-------- Data shown --------

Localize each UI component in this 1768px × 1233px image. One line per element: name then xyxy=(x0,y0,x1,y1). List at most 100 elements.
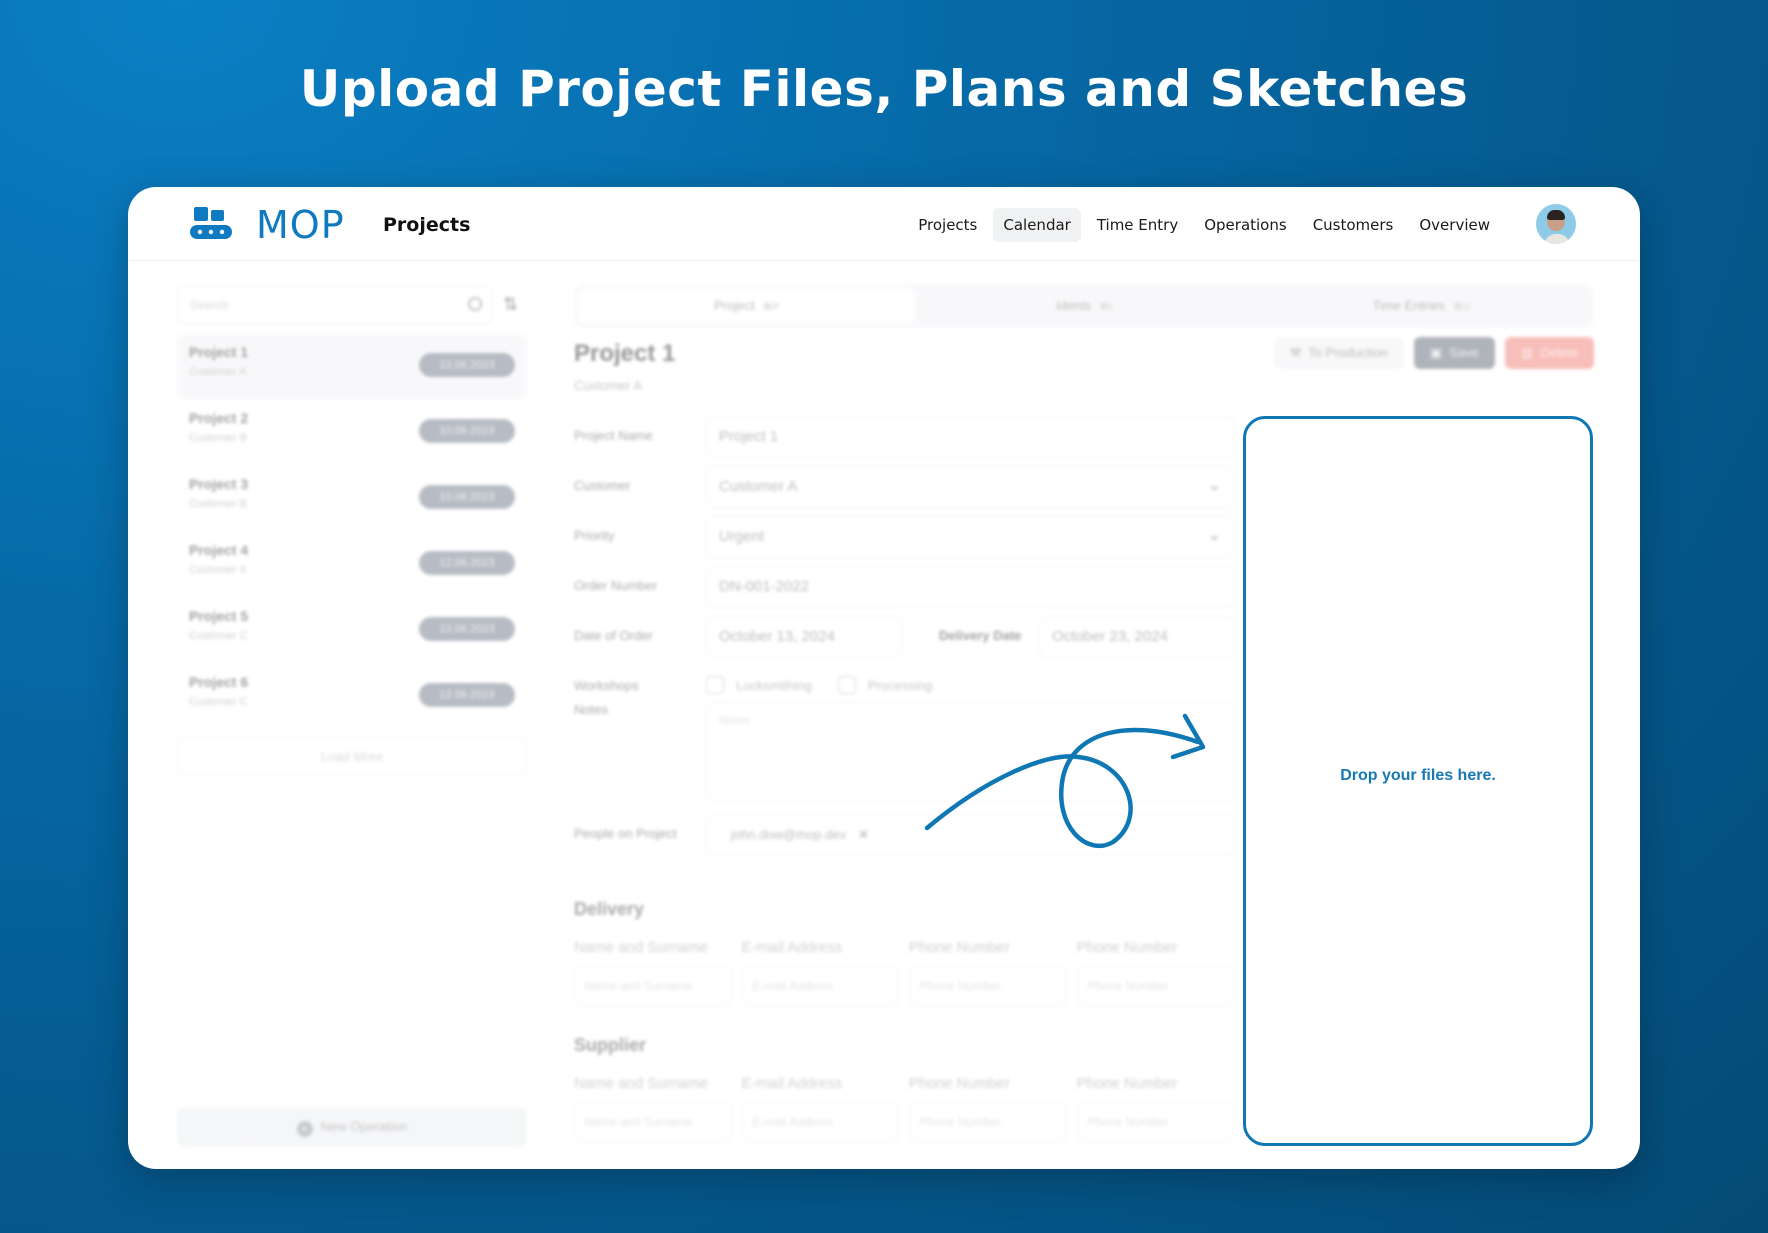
nav-operations[interactable]: Operations xyxy=(1194,208,1296,242)
tab-label: Idents xyxy=(1055,298,1092,313)
project-list-item[interactable]: Project 3 Customer B 10.06.2023 xyxy=(177,466,527,532)
project-list-item[interactable]: Project 4 Customer 4 12.06.2023 xyxy=(177,532,527,598)
form-row: Date of Order October 13, 2024 Delivery … xyxy=(574,612,1234,662)
date-badge: 12.06.2023 xyxy=(419,353,515,377)
save-icon: ▣ xyxy=(1429,345,1443,360)
app-title: Projects xyxy=(383,214,471,236)
people-input[interactable]: john.dow@mop.dev ✕ xyxy=(706,814,1234,856)
checkbox-processing[interactable]: Processing xyxy=(837,676,932,694)
notes-textarea[interactable]: Notes xyxy=(706,702,1234,802)
form-row: Customer Customer A ⌄ xyxy=(574,462,1234,512)
contact-label: Phone Number xyxy=(1076,1075,1178,1092)
field-label: Project Name xyxy=(574,428,653,443)
nav-customers[interactable]: Customers xyxy=(1303,208,1404,242)
project-form: Project Name Project 1 Customer Customer… xyxy=(574,412,1234,860)
contact-label: Name and Surname xyxy=(574,1075,709,1092)
tab-time-entries[interactable]: Time Entries ⌘U xyxy=(1253,288,1590,324)
field-label: Notes xyxy=(574,702,608,717)
checkbox-box[interactable] xyxy=(706,676,724,694)
brand-name[interactable]: MOP xyxy=(256,203,345,247)
project-name-input[interactable]: Project 1 xyxy=(706,416,1234,458)
sort-icon[interactable]: ⇅ xyxy=(503,294,518,315)
app-window: MOP Projects Projects Calendar Time Entr… xyxy=(128,187,1640,1169)
top-bar: MOP Projects Projects Calendar Time Entr… xyxy=(128,187,1640,261)
search-input[interactable]: Search xyxy=(177,286,493,324)
contact-column: Phone Number Phone Number xyxy=(1076,939,1234,1006)
field-label: Delivery Date xyxy=(939,628,1022,643)
checkbox-box[interactable] xyxy=(837,676,856,694)
chevron-down-icon: ⌄ xyxy=(1207,527,1221,544)
project-list-item[interactable]: Project 2 Customer B 10.06.2023 xyxy=(177,400,527,466)
nav-time-entry[interactable]: Time Entry xyxy=(1087,208,1188,242)
delivery-phone-input[interactable]: Phone Number xyxy=(909,966,1067,1006)
tab-shortcut: ⌘U xyxy=(1452,302,1471,313)
delivery-name-input[interactable]: Name and Surname xyxy=(574,966,732,1006)
supplier-email-input[interactable]: E-mail Address xyxy=(741,1102,899,1142)
contact-label: Name and Surname xyxy=(574,939,709,956)
customer-select[interactable]: Customer A ⌄ xyxy=(706,466,1234,508)
supplier-name-input[interactable]: Name and Surname xyxy=(574,1102,732,1142)
customer-value: Customer A xyxy=(719,478,798,495)
delivery-phone2-input[interactable]: Phone Number xyxy=(1076,966,1234,1006)
tab-label: Time Entries xyxy=(1372,298,1445,313)
form-row: Notes Notes xyxy=(574,698,1234,810)
drop-zone-text: Drop your files here. xyxy=(1340,767,1496,784)
supplier-section-title: Supplier xyxy=(574,1035,647,1055)
tab-label: Project xyxy=(714,298,755,313)
field-label: People on Project xyxy=(574,826,677,841)
form-row: Project Name Project 1 xyxy=(574,412,1234,462)
to-production-button[interactable]: ⚒ To Production xyxy=(1273,337,1404,369)
contact-label: Phone Number xyxy=(909,1075,1010,1092)
project-list-item[interactable]: Project 6 Customer C 12.06.2023 xyxy=(177,664,527,730)
chevron-down-icon: ⌄ xyxy=(1207,477,1221,494)
save-label: Save xyxy=(1449,345,1479,360)
project-list: Project 1 Customer A 12.06.2023 Project … xyxy=(177,334,527,730)
supplier-phone-input[interactable]: Phone Number xyxy=(909,1102,1067,1142)
file-drop-zone[interactable]: Drop your files here. xyxy=(1243,416,1593,1146)
contact-column: Name and Surname Name and Surname xyxy=(574,939,732,1006)
date-badge: 12.06.2023 xyxy=(419,683,515,707)
remove-chip-icon[interactable]: ✕ xyxy=(858,827,869,842)
headline: Upload Project Files, Plans and Sketches xyxy=(299,60,1469,118)
action-buttons: ⚒ To Production ▣ Save ▥ Delete xyxy=(1273,337,1594,369)
order-number-input[interactable]: DN-001-2022 xyxy=(706,566,1234,608)
load-more-button[interactable]: Load More xyxy=(177,736,527,776)
delete-button[interactable]: ▥ Delete xyxy=(1504,337,1594,369)
page-title: Project 1 xyxy=(574,340,676,367)
field-label: Date of Order xyxy=(574,628,653,643)
field-label: Priority xyxy=(574,528,615,543)
nav-projects[interactable]: Projects xyxy=(908,208,987,242)
project-list-item[interactable]: Project 5 Customer C 12.06.2023 xyxy=(177,598,527,664)
new-operation-label: New Operation xyxy=(320,1119,408,1134)
hammer-icon: ⚒ xyxy=(1289,345,1302,360)
nav-overview[interactable]: Overview xyxy=(1409,208,1500,242)
contact-label: Phone Number xyxy=(1076,939,1178,956)
date-badge: 10.06.2023 xyxy=(419,485,515,509)
workshop-checkboxes: Locksmithing Processing xyxy=(706,676,932,694)
priority-value: Urgent xyxy=(719,528,765,545)
tab-shortcut: ⌘I xyxy=(1099,302,1113,313)
delivery-date-input[interactable]: October 23, 2024 xyxy=(1039,616,1234,658)
project-list-item[interactable]: Project 1 Customer A 12.06.2023 xyxy=(177,334,527,400)
tab-project[interactable]: Project ⌘P xyxy=(578,288,916,324)
delivery-email-input[interactable]: E-mail Address xyxy=(741,966,899,1006)
delivery-contact-grid: Name and Surname Name and Surname E-mail… xyxy=(574,939,1234,1006)
date-badge: 12.06.2023 xyxy=(419,551,515,575)
form-row: People on Project john.dow@mop.dev ✕ xyxy=(574,810,1234,860)
user-avatar[interactable] xyxy=(1536,204,1576,244)
logo-icon xyxy=(190,207,232,239)
contact-label: Phone Number xyxy=(909,939,1010,956)
nav-calendar[interactable]: Calendar xyxy=(993,208,1081,242)
tab-idents[interactable]: Idents ⌘I xyxy=(915,288,1252,324)
save-button[interactable]: ▣ Save xyxy=(1413,337,1495,369)
supplier-phone2-input[interactable]: Phone Number xyxy=(1076,1102,1234,1142)
main-nav: Projects Calendar Time Entry Operations … xyxy=(908,208,1500,242)
checkbox-locksmithing[interactable]: Locksmithing xyxy=(706,676,812,694)
avatar-hair xyxy=(1547,210,1565,220)
delivery-section-title: Delivery xyxy=(574,899,645,919)
sidebar: Search ⇅ Project 1 Customer A 12.06.2023… xyxy=(177,262,527,1169)
new-operation-button[interactable]: + New Operation xyxy=(177,1107,527,1147)
date-of-order-input[interactable]: October 13, 2024 xyxy=(706,616,902,658)
field-label: Order Number xyxy=(574,578,658,593)
priority-select[interactable]: Urgent ⌄ xyxy=(706,516,1234,558)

--------

* Requirements:
Count the rows above that contain the string "zone" and reply with the number alone.

* Correct result:
2